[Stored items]
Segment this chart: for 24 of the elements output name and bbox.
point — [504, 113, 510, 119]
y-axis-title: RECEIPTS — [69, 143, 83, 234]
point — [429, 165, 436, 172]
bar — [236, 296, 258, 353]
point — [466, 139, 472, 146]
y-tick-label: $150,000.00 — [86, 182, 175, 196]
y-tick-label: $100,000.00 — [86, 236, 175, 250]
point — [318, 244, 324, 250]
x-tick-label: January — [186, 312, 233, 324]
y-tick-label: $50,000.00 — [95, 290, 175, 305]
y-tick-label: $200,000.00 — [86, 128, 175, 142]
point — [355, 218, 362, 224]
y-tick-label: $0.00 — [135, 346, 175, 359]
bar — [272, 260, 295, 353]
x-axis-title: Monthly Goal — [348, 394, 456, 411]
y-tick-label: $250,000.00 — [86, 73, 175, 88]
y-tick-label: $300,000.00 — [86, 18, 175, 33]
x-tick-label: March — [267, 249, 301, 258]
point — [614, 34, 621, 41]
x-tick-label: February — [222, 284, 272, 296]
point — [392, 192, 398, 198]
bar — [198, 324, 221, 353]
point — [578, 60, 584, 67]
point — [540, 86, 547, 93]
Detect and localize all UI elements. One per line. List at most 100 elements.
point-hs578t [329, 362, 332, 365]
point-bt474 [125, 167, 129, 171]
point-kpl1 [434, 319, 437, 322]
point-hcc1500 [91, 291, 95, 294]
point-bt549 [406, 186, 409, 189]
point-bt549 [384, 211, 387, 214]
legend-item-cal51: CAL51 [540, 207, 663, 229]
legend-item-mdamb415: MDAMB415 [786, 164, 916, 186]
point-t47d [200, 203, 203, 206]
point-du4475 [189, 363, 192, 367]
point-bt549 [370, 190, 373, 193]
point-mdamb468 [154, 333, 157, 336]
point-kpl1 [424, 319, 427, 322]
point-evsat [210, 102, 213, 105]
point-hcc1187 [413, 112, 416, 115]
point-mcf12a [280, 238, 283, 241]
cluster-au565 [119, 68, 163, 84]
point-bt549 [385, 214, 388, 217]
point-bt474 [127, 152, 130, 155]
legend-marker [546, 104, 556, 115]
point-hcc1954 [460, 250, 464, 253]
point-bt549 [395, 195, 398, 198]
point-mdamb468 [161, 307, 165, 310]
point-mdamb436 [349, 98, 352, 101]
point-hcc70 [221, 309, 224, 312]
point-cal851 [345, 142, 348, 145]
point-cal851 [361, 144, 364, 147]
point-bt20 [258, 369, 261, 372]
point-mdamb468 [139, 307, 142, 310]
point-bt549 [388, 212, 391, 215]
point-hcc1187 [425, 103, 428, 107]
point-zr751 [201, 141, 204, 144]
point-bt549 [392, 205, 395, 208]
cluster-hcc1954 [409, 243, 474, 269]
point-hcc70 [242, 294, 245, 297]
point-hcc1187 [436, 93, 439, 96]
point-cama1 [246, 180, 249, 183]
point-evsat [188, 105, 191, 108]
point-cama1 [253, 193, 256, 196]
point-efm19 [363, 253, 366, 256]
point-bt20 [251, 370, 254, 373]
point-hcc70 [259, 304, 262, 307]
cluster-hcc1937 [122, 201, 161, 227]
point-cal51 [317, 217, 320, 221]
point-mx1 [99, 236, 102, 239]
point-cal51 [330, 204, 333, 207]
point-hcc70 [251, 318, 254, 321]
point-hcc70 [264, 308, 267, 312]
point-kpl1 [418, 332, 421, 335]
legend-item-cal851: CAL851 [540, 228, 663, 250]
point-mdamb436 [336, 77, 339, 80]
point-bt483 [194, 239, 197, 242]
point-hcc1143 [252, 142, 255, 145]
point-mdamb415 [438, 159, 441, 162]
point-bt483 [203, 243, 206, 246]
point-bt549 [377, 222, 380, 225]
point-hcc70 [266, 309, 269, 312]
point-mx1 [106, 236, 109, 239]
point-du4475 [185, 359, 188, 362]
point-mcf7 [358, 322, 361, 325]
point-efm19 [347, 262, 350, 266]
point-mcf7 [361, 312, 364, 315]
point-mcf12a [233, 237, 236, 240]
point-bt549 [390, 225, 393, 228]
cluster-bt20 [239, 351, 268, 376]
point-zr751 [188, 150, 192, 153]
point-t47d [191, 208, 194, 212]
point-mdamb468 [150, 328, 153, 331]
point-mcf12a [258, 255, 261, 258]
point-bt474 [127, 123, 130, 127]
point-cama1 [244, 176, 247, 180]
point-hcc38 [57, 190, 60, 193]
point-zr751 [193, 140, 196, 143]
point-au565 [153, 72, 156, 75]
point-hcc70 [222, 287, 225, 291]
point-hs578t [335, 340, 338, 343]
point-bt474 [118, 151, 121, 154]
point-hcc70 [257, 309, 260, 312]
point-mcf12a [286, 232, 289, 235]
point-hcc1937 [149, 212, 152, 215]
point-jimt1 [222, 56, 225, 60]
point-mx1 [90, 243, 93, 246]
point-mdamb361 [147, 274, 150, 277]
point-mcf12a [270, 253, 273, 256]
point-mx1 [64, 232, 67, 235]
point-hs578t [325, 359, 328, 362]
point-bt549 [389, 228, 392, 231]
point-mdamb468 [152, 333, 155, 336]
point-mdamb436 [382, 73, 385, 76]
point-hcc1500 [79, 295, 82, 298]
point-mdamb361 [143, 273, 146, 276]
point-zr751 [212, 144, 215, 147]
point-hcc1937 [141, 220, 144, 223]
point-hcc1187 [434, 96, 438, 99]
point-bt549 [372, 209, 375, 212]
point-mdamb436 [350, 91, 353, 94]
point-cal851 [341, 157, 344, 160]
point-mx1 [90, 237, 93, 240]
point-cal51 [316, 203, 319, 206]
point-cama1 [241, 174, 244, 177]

Task requirements: Rewrite the lines above as a Markdown table with the columns "Row" and "Line", numbering each row and leaving out blank lines.

Result for this exercise:
| Row | Line |
|---|---|
| 1 | Segment this chart: for 24 of the elements output name and bbox. |
| 2 | point — [504, 113, 510, 119] |
| 3 | y-axis-title: RECEIPTS — [69, 143, 83, 234] |
| 4 | point — [429, 165, 436, 172] |
| 5 | bar — [236, 296, 258, 353] |
| 6 | point — [466, 139, 472, 146] |
| 7 | y-tick-label: $150,000.00 — [86, 182, 175, 196] |
| 8 | y-tick-label: $100,000.00 — [86, 236, 175, 250] |
| 9 | point — [318, 244, 324, 250] |
| 10 | x-tick-label: January — [186, 312, 233, 324] |
| 11 | y-tick-label: $50,000.00 — [95, 290, 175, 305] |
| 12 | y-tick-label: $200,000.00 — [86, 128, 175, 142] |
| 13 | point — [355, 218, 362, 224] |
| 14 | y-tick-label: $0.00 — [135, 346, 175, 359] |
| 15 | bar — [272, 260, 295, 353] |
| 16 | x-axis-title: Monthly Goal — [348, 394, 456, 411] |
| 17 | y-tick-label: $250,000.00 — [86, 73, 175, 88] |
| 18 | y-tick-label: $300,000.00 — [86, 18, 175, 33] |
| 19 | x-tick-label: March — [267, 249, 301, 258] |
| 20 | point — [614, 34, 621, 41] |
| 21 | x-tick-label: February — [222, 284, 272, 296] |
| 22 | point — [392, 192, 398, 198] |
| 23 | bar — [198, 324, 221, 353] |
| 24 | point — [578, 60, 584, 67] |
| 25 | point — [540, 86, 547, 93] |
| 26 | Detect and localize all UI elements. One per line. List at most 100 elements. |
| 27 | point-hs578t [329, 362, 332, 365] |
| 28 | point-bt474 [125, 167, 129, 171] |
| 29 | point-kpl1 [434, 319, 437, 322] |
| 30 | point-hcc1500 [91, 291, 95, 294] |
| 31 | point-bt549 [406, 186, 409, 189] |
| 32 | point-bt549 [384, 211, 387, 214] |
| 33 | legend-item-cal51: CAL51 [540, 207, 663, 229] |
| 34 | legend-item-mdamb415: MDAMB415 [786, 164, 916, 186] |
| 35 | point-t47d [200, 203, 203, 206] |
| 36 | point-du4475 [189, 363, 192, 367] |
| 37 | point-bt549 [370, 190, 373, 193] |
| 38 | point-mdamb468 [154, 333, 157, 336] |
| 39 | point-kpl1 [424, 319, 427, 322] |
| 40 | point-evsat [210, 102, 213, 105] |
| 41 | point-hcc1187 [413, 112, 416, 115] |
| 42 | point-mcf12a [280, 238, 283, 241] |
| 43 | cluster-au565 [119, 68, 163, 84] |
| 44 | point-bt549 [385, 214, 388, 217] |
| 45 | point-bt474 [127, 152, 130, 155] |
| 46 | legend-marker [546, 104, 556, 115] |
| 47 | point-hcc1954 [460, 250, 464, 253] |
| 48 | point-bt549 [395, 195, 398, 198] |
| 49 | point-mdamb468 [161, 307, 165, 310] |
| 50 | point-mdamb436 [349, 98, 352, 101] |
| 51 | point-hcc70 [221, 309, 224, 312] |
| 52 | point-cal851 [345, 142, 348, 145] |
| 53 | point-cal851 [361, 144, 364, 147] |
| 54 | point-bt20 [258, 369, 261, 372] |
| 55 | point-mdamb468 [139, 307, 142, 310] |
| 56 | point-bt549 [388, 212, 391, 215] |
| 57 | point-hcc1187 [425, 103, 428, 107] |
| 58 | point-zr751 [201, 141, 204, 144] |
| 59 | point-bt549 [392, 205, 395, 208] |
| 60 | cluster-hcc1954 [409, 243, 474, 269] |
| 61 | point-hcc70 [242, 294, 245, 297] |
| 62 | point-hcc1187 [436, 93, 439, 96] |
| 63 | point-cama1 [246, 180, 249, 183] |
| 64 | point-evsat [188, 105, 191, 108] |
| 65 | point-cama1 [253, 193, 256, 196] |
| 66 | point-efm19 [363, 253, 366, 256] |
| 67 | point-bt20 [251, 370, 254, 373] |
| 68 | point-hcc70 [259, 304, 262, 307] |
| 69 | cluster-hcc1937 [122, 201, 161, 227] |
| 70 | point-cal51 [317, 217, 320, 221] |
| 71 | point-mx1 [99, 236, 102, 239] |
| 72 | point-cal51 [330, 204, 333, 207] |
| 73 | point-hcc70 [251, 318, 254, 321] |
| 74 | point-hcc70 [264, 308, 267, 312] |
| 75 | point-kpl1 [418, 332, 421, 335] |
| 76 | legend-item-cal851: CAL851 [540, 228, 663, 250] |
| 77 | point-mdamb436 [336, 77, 339, 80] |
| 78 | point-bt483 [194, 239, 197, 242] |
| 79 | point-hcc1143 [252, 142, 255, 145] |
| 80 | point-mdamb415 [438, 159, 441, 162] |
| 81 | point-bt483 [203, 243, 206, 246] |
| 82 | point-bt549 [377, 222, 380, 225] |
| 83 | point-hcc70 [266, 309, 269, 312] |
| 84 | point-mx1 [106, 236, 109, 239] |
| 85 | point-du4475 [185, 359, 188, 362] |
| 86 | point-mcf7 [358, 322, 361, 325] |
| 87 | point-efm19 [347, 262, 350, 266] |
| 88 | point-mcf7 [361, 312, 364, 315] |
| 89 | point-mcf12a [233, 237, 236, 240] |
| 90 | point-bt549 [390, 225, 393, 228] |
| 91 | cluster-bt20 [239, 351, 268, 376] |
| 92 | point-zr751 [188, 150, 192, 153] |
| 93 | point-t47d [191, 208, 194, 212] |
| 94 | point-mdamb468 [150, 328, 153, 331] |
| 95 | point-mcf12a [258, 255, 261, 258] |
| 96 | point-bt474 [127, 123, 130, 127] |
| 97 | point-cama1 [244, 176, 247, 180] |
| 98 | point-hcc38 [57, 190, 60, 193] |
| 99 | point-zr751 [193, 140, 196, 143] |
| 100 | point-au565 [153, 72, 156, 75] |
| 101 | point-hcc70 [222, 287, 225, 291] |
| 102 | point-hs578t [335, 340, 338, 343] |
| 103 | point-bt474 [118, 151, 121, 154] |
| 104 | point-hcc70 [257, 309, 260, 312] |
| 105 | point-mcf12a [286, 232, 289, 235] |
| 106 | point-hcc1937 [149, 212, 152, 215] |
| 107 | point-jimt1 [222, 56, 225, 60] |
| 108 | point-mx1 [90, 243, 93, 246] |
| 109 | point-mdamb361 [147, 274, 150, 277] |
| 110 | point-mcf12a [270, 253, 273, 256] |
| 111 | point-mx1 [64, 232, 67, 235] |
| 112 | point-hs578t [325, 359, 328, 362] |
| 113 | point-bt549 [389, 228, 392, 231] |
| 114 | point-mdamb468 [152, 333, 155, 336] |
| 115 | point-mdamb436 [382, 73, 385, 76] |
| 116 | point-hcc1500 [79, 295, 82, 298] |
| 117 | point-mdamb361 [143, 273, 146, 276] |
| 118 | point-zr751 [212, 144, 215, 147] |
| 119 | point-hcc1937 [141, 220, 144, 223] |
| 120 | point-hcc1187 [434, 96, 438, 99] |
| 121 | point-bt549 [372, 209, 375, 212] |
| 122 | point-mdamb436 [350, 91, 353, 94] |
| 123 | point-cal851 [341, 157, 344, 160] |
| 124 | point-mx1 [90, 237, 93, 240] |
| 125 | point-cal51 [316, 203, 319, 206] |
| 126 | point-cama1 [241, 174, 244, 177] |